- What the exercise asks -
Reproduce the records below exactly as given.

- Data for this exercise -
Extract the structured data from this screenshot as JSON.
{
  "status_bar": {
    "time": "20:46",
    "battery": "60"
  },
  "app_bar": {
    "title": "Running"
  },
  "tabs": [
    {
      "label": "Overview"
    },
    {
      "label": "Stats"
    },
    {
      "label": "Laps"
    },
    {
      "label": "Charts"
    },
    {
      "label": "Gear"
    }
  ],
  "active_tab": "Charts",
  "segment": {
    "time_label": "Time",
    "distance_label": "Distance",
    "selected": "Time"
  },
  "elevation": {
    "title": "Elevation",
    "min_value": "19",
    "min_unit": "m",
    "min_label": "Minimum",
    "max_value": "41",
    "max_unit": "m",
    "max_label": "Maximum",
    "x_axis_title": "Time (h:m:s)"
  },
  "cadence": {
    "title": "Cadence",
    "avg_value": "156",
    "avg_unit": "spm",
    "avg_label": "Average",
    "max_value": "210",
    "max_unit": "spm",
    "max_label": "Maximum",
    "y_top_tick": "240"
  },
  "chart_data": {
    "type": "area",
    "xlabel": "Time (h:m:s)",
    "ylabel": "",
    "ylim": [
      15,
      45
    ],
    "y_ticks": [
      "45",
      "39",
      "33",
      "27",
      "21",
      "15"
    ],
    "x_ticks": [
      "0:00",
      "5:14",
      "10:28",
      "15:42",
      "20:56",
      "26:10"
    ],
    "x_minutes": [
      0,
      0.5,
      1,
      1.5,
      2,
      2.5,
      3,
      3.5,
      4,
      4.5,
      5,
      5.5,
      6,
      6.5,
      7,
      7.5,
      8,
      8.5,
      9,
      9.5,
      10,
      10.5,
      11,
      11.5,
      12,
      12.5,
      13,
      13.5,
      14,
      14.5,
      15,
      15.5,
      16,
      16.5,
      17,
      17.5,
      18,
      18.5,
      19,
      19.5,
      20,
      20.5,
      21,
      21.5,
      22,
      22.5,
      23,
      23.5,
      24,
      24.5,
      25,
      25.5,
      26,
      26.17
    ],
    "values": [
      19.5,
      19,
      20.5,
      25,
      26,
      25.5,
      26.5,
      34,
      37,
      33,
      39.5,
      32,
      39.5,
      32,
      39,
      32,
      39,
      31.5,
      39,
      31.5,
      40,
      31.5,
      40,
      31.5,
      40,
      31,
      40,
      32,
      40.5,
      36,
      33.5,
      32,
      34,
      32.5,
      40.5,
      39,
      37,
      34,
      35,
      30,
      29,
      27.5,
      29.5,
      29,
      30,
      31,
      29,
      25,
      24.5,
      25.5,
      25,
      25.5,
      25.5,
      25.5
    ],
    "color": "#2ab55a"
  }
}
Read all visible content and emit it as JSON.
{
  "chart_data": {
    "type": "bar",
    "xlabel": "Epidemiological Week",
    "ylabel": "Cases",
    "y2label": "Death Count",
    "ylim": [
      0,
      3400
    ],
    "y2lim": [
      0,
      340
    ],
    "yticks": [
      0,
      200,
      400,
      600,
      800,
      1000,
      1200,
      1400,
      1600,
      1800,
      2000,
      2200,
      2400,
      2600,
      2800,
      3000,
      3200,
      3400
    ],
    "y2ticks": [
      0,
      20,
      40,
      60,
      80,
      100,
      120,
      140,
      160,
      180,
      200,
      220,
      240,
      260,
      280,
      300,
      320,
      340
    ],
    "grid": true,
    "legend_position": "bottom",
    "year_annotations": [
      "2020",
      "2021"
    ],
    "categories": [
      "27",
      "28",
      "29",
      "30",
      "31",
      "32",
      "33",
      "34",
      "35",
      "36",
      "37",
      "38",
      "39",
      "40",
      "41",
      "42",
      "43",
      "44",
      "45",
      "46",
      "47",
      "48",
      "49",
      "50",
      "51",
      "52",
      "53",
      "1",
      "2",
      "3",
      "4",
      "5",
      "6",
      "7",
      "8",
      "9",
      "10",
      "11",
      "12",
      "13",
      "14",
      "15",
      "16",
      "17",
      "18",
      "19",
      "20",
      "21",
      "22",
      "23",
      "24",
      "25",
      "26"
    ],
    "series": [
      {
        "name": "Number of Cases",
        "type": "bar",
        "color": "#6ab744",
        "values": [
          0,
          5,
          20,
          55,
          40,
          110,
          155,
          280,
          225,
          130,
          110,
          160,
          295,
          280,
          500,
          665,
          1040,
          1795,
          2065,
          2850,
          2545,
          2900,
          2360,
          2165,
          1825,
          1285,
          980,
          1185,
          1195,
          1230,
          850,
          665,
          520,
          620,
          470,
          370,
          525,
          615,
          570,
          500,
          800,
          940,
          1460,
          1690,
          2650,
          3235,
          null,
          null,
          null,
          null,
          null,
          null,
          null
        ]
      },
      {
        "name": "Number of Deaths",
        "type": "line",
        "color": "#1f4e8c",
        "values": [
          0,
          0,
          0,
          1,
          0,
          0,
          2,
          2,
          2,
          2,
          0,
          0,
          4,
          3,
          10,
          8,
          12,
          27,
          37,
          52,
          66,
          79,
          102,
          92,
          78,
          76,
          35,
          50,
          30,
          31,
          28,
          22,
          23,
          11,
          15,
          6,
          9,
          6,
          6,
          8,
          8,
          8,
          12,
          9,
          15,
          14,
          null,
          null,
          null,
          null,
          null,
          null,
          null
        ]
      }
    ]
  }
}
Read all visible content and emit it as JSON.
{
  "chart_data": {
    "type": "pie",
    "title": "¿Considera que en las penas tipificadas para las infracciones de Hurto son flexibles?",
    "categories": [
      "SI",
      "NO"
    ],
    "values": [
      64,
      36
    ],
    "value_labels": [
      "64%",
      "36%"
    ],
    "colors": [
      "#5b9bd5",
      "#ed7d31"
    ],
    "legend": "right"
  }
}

- Written solution -
Extract the structured data from this screenshot as JSON.
{
  "status_bar": {
    "time": "20:46",
    "battery": "60"
  },
  "app_bar": {
    "title": "Running"
  },
  "tabs": [
    {
      "label": "Overview"
    },
    {
      "label": "Stats"
    },
    {
      "label": "Laps"
    },
    {
      "label": "Charts"
    },
    {
      "label": "Gear"
    }
  ],
  "active_tab": "Charts",
  "segment": {
    "time_label": "Time",
    "distance_label": "Distance",
    "selected": "Time"
  },
  "elevation": {
    "title": "Elevation",
    "min_value": "19",
    "min_unit": "m",
    "min_label": "Minimum",
    "max_value": "41",
    "max_unit": "m",
    "max_label": "Maximum",
    "x_axis_title": "Time (h:m:s)"
  },
  "cadence": {
    "title": "Cadence",
    "avg_value": "156",
    "avg_unit": "spm",
    "avg_label": "Average",
    "max_value": "210",
    "max_unit": "spm",
    "max_label": "Maximum",
    "y_top_tick": "240"
  },
  "chart_data": {
    "type": "area",
    "xlabel": "Time (h:m:s)",
    "ylabel": "",
    "ylim": [
      15,
      45
    ],
    "y_ticks": [
      "45",
      "39",
      "33",
      "27",
      "21",
      "15"
    ],
    "x_ticks": [
      "0:00",
      "5:14",
      "10:28",
      "15:42",
      "20:56",
      "26:10"
    ],
    "x_minutes": [
      0,
      0.5,
      1,
      1.5,
      2,
      2.5,
      3,
      3.5,
      4,
      4.5,
      5,
      5.5,
      6,
      6.5,
      7,
      7.5,
      8,
      8.5,
      9,
      9.5,
      10,
      10.5,
      11,
      11.5,
      12,
      12.5,
      13,
      13.5,
      14,
      14.5,
      15,
      15.5,
      16,
      16.5,
      17,
      17.5,
      18,
      18.5,
      19,
      19.5,
      20,
      20.5,
      21,
      21.5,
      22,
      22.5,
      23,
      23.5,
      24,
      24.5,
      25,
      25.5,
      26,
      26.17
    ],
    "values": [
      19.5,
      19,
      20.5,
      25,
      26,
      25.5,
      26.5,
      34,
      37,
      33,
      39.5,
      32,
      39.5,
      32,
      39,
      32,
      39,
      31.5,
      39,
      31.5,
      40,
      31.5,
      40,
      31.5,
      40,
      31,
      40,
      32,
      40.5,
      36,
      33.5,
      32,
      34,
      32.5,
      40.5,
      39,
      37,
      34,
      35,
      30,
      29,
      27.5,
      29.5,
      29,
      30,
      31,
      29,
      25,
      24.5,
      25.5,
      25,
      25.5,
      25.5,
      25.5
    ],
    "color": "#2ab55a"
  }
}
Read all visible content and emit it as JSON.
{
  "chart_data": {
    "type": "bar",
    "xlabel": "Epidemiological Week",
    "ylabel": "Cases",
    "y2label": "Death Count",
    "ylim": [
      0,
      3400
    ],
    "y2lim": [
      0,
      340
    ],
    "yticks": [
      0,
      200,
      400,
      600,
      800,
      1000,
      1200,
      1400,
      1600,
      1800,
      2000,
      2200,
      2400,
      2600,
      2800,
      3000,
      3200,
      3400
    ],
    "y2ticks": [
      0,
      20,
      40,
      60,
      80,
      100,
      120,
      140,
      160,
      180,
      200,
      220,
      240,
      260,
      280,
      300,
      320,
      340
    ],
    "grid": true,
    "legend_position": "bottom",
    "year_annotations": [
      "2020",
      "2021"
    ],
    "categories": [
      "27",
      "28",
      "29",
      "30",
      "31",
      "32",
      "33",
      "34",
      "35",
      "36",
      "37",
      "38",
      "39",
      "40",
      "41",
      "42",
      "43",
      "44",
      "45",
      "46",
      "47",
      "48",
      "49",
      "50",
      "51",
      "52",
      "53",
      "1",
      "2",
      "3",
      "4",
      "5",
      "6",
      "7",
      "8",
      "9",
      "10",
      "11",
      "12",
      "13",
      "14",
      "15",
      "16",
      "17",
      "18",
      "19",
      "20",
      "21",
      "22",
      "23",
      "24",
      "25",
      "26"
    ],
    "series": [
      {
        "name": "Number of Cases",
        "type": "bar",
        "color": "#6ab744",
        "values": [
          0,
          5,
          20,
          55,
          40,
          110,
          155,
          280,
          225,
          130,
          110,
          160,
          295,
          280,
          500,
          665,
          1040,
          1795,
          2065,
          2850,
          2545,
          2900,
          2360,
          2165,
          1825,
          1285,
          980,
          1185,
          1195,
          1230,
          850,
          665,
          520,
          620,
          470,
          370,
          525,
          615,
          570,
          500,
          800,
          940,
          1460,
          1690,
          2650,
          3235,
          null,
          null,
          null,
          null,
          null,
          null,
          null
        ]
      },
      {
        "name": "Number of Deaths",
        "type": "line",
        "color": "#1f4e8c",
        "values": [
          0,
          0,
          0,
          1,
          0,
          0,
          2,
          2,
          2,
          2,
          0,
          0,
          4,
          3,
          10,
          8,
          12,
          27,
          37,
          52,
          66,
          79,
          102,
          92,
          78,
          76,
          35,
          50,
          30,
          31,
          28,
          22,
          23,
          11,
          15,
          6,
          9,
          6,
          6,
          8,
          8,
          8,
          12,
          9,
          15,
          14,
          null,
          null,
          null,
          null,
          null,
          null,
          null
        ]
      }
    ]
  }
}
Read all visible content and emit it as JSON.
{
  "chart_data": {
    "type": "pie",
    "title": "¿Considera que en las penas tipificadas para las infracciones de Hurto son flexibles?",
    "categories": [
      "SI",
      "NO"
    ],
    "values": [
      64,
      36
    ],
    "value_labels": [
      "64%",
      "36%"
    ],
    "colors": [
      "#5b9bd5",
      "#ed7d31"
    ],
    "legend": "right"
  }
}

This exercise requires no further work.